> Task goal:
Repeat the material below exactly, line for line.

[start]

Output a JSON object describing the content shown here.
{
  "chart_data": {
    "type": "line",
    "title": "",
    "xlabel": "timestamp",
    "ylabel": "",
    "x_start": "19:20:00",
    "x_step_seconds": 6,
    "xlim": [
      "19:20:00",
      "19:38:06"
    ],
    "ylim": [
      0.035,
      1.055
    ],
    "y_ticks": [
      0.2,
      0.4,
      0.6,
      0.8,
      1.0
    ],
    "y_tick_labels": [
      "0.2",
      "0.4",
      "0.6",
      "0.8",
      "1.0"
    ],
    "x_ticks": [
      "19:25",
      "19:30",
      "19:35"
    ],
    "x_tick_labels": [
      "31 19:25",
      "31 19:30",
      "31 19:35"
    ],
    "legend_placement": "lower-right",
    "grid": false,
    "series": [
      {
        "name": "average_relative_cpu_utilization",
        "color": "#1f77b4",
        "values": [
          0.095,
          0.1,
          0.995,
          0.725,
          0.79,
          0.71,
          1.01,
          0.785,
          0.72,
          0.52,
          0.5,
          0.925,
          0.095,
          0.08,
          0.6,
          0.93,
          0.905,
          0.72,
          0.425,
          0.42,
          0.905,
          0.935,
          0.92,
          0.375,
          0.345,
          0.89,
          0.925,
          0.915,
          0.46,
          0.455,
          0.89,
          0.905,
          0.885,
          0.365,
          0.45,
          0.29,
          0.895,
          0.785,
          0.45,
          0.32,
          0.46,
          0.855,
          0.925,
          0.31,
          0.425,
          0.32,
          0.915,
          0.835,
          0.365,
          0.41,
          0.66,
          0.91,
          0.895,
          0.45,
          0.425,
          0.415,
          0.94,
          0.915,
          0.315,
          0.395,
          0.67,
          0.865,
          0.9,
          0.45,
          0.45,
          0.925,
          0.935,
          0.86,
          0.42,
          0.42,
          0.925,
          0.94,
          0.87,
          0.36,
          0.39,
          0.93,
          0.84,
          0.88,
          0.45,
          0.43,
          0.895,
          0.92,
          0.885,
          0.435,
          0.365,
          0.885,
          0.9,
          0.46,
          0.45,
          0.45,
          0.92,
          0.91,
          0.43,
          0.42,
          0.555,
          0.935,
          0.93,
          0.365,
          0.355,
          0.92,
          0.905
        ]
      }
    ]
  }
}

[end]

> Written response:
Output a JSON object describing the content shown here.
{
  "chart_data": {
    "type": "line",
    "title": "",
    "xlabel": "timestamp",
    "ylabel": "",
    "x_start": "19:20:00",
    "x_step_seconds": 6,
    "xlim": [
      "19:20:00",
      "19:38:06"
    ],
    "ylim": [
      0.035,
      1.055
    ],
    "y_ticks": [
      0.2,
      0.4,
      0.6,
      0.8,
      1.0
    ],
    "y_tick_labels": [
      "0.2",
      "0.4",
      "0.6",
      "0.8",
      "1.0"
    ],
    "x_ticks": [
      "19:25",
      "19:30",
      "19:35"
    ],
    "x_tick_labels": [
      "31 19:25",
      "31 19:30",
      "31 19:35"
    ],
    "legend_placement": "lower-right",
    "grid": false,
    "series": [
      {
        "name": "average_relative_cpu_utilization",
        "color": "#1f77b4",
        "values": [
          0.095,
          0.1,
          0.995,
          0.725,
          0.79,
          0.71,
          1.01,
          0.785,
          0.72,
          0.52,
          0.5,
          0.925,
          0.095,
          0.08,
          0.6,
          0.93,
          0.905,
          0.72,
          0.425,
          0.42,
          0.905,
          0.935,
          0.92,
          0.375,
          0.345,
          0.89,
          0.925,
          0.915,
          0.46,
          0.455,
          0.89,
          0.905,
          0.885,
          0.365,
          0.45,
          0.29,
          0.895,
          0.785,
          0.45,
          0.32,
          0.46,
          0.855,
          0.925,
          0.31,
          0.425,
          0.32,
          0.915,
          0.835,
          0.365,
          0.41,
          0.66,
          0.91,
          0.895,
          0.45,
          0.425,
          0.415,
          0.94,
          0.915,
          0.315,
          0.395,
          0.67,
          0.865,
          0.9,
          0.45,
          0.45,
          0.925,
          0.935,
          0.86,
          0.42,
          0.42,
          0.925,
          0.94,
          0.87,
          0.36,
          0.39,
          0.93,
          0.84,
          0.88,
          0.45,
          0.43,
          0.895,
          0.92,
          0.885,
          0.435,
          0.365,
          0.885,
          0.9,
          0.46,
          0.45,
          0.45,
          0.92,
          0.91,
          0.43,
          0.42,
          0.555,
          0.935,
          0.93,
          0.365,
          0.355,
          0.92,
          0.905
        ]
      }
    ]
  }
}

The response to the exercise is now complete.